**Required task**
Transcribe the entries below exactly.

Extracted data entries

"""

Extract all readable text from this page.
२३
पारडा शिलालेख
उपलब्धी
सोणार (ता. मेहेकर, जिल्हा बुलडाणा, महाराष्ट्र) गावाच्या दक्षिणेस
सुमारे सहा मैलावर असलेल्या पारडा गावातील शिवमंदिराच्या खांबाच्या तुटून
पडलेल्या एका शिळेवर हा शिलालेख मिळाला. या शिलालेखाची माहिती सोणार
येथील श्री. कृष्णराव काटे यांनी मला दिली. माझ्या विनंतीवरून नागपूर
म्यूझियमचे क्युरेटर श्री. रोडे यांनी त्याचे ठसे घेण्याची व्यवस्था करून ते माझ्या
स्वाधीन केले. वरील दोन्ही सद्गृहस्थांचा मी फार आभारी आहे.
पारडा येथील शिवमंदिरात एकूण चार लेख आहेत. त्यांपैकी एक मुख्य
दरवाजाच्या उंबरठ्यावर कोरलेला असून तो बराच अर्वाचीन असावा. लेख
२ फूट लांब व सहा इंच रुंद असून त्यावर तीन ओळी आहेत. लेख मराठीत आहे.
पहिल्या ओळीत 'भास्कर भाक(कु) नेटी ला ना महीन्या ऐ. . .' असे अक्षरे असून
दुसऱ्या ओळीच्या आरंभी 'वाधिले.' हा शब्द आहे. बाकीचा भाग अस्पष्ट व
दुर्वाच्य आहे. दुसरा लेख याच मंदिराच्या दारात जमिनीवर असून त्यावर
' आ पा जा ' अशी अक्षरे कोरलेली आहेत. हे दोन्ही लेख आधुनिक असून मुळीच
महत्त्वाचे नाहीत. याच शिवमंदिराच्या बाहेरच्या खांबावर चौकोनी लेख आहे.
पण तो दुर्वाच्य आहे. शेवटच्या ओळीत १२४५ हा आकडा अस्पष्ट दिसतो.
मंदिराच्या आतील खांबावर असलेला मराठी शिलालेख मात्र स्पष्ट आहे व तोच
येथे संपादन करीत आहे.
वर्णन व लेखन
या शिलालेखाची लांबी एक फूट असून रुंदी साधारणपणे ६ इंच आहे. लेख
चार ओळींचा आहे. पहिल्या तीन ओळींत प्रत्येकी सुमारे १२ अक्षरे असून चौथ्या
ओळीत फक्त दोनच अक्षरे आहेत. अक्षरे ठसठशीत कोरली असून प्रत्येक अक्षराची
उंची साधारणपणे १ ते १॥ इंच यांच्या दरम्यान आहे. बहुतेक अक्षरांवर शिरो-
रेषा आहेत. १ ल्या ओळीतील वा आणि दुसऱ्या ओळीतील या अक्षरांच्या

"""

**Full answer**
Extract all readable text from this page.
२३
पारडा शिलालेख
उपलब्धी
सोणार (ता. मेहेकर, जिल्हा बुलडाणा, महाराष्ट्र) गावाच्या दक्षिणेस
सुमारे सहा मैलावर असलेल्या पारडा गावातील शिवमंदिराच्या खांबाच्या तुटून
पडलेल्या एका शिळेवर हा शिलालेख मिळाला. या शिलालेखाची माहिती सोणार
येथील श्री. कृष्णराव काटे यांनी मला दिली. माझ्या विनंतीवरून नागपूर
म्यूझियमचे क्युरेटर श्री. रोडे यांनी त्याचे ठसे घेण्याची व्यवस्था करून ते माझ्या
स्वाधीन केले. वरील दोन्ही सद्गृहस्थांचा मी फार आभारी आहे.
पारडा येथील शिवमंदिरात एकूण चार लेख आहेत. त्यांपैकी एक मुख्य
दरवाजाच्या उंबरठ्यावर कोरलेला असून तो बराच अर्वाचीन असावा. लेख
२ फूट लांब व सहा इंच रुंद असून त्यावर तीन ओळी आहेत. लेख मराठीत आहे.
पहिल्या ओळीत 'भास्कर भाक(कु) नेटी ला ना महीन्या ऐ. . .' असे अक्षरे असून
दुसऱ्या ओळीच्या आरंभी 'वाधिले.' हा शब्द आहे. बाकीचा भाग अस्पष्ट व
दुर्वाच्य आहे. दुसरा लेख याच मंदिराच्या दारात जमिनीवर असून त्यावर
' आ पा जा ' अशी अक्षरे कोरलेली आहेत. हे दोन्ही लेख आधुनिक असून मुळीच
महत्त्वाचे नाहीत. याच शिवमंदिराच्या बाहेरच्या खांबावर चौकोनी लेख आहे.
पण तो दुर्वाच्य आहे. शेवटच्या ओळीत १२४५ हा आकडा अस्पष्ट दिसतो.
मंदिराच्या आतील खांबावर असलेला मराठी शिलालेख मात्र स्पष्ट आहे व तोच
येथे संपादन करीत आहे.
वर्णन व लेखन
या शिलालेखाची लांबी एक फूट असून रुंदी साधारणपणे ६ इंच आहे. लेख
चार ओळींचा आहे. पहिल्या तीन ओळींत प्रत्येकी सुमारे १२ अक्षरे असून चौथ्या
ओळीत फक्त दोनच अक्षरे आहेत. अक्षरे ठसठशीत कोरली असून प्रत्येक अक्षराची
उंची साधारणपणे १ ते १॥ इंच यांच्या दरम्यान आहे. बहुतेक अक्षरांवर शिरो-
रेषा आहेत. १ ल्या ओळीतील वा आणि दुसऱ्या ओळीतील या अक्षरांच्या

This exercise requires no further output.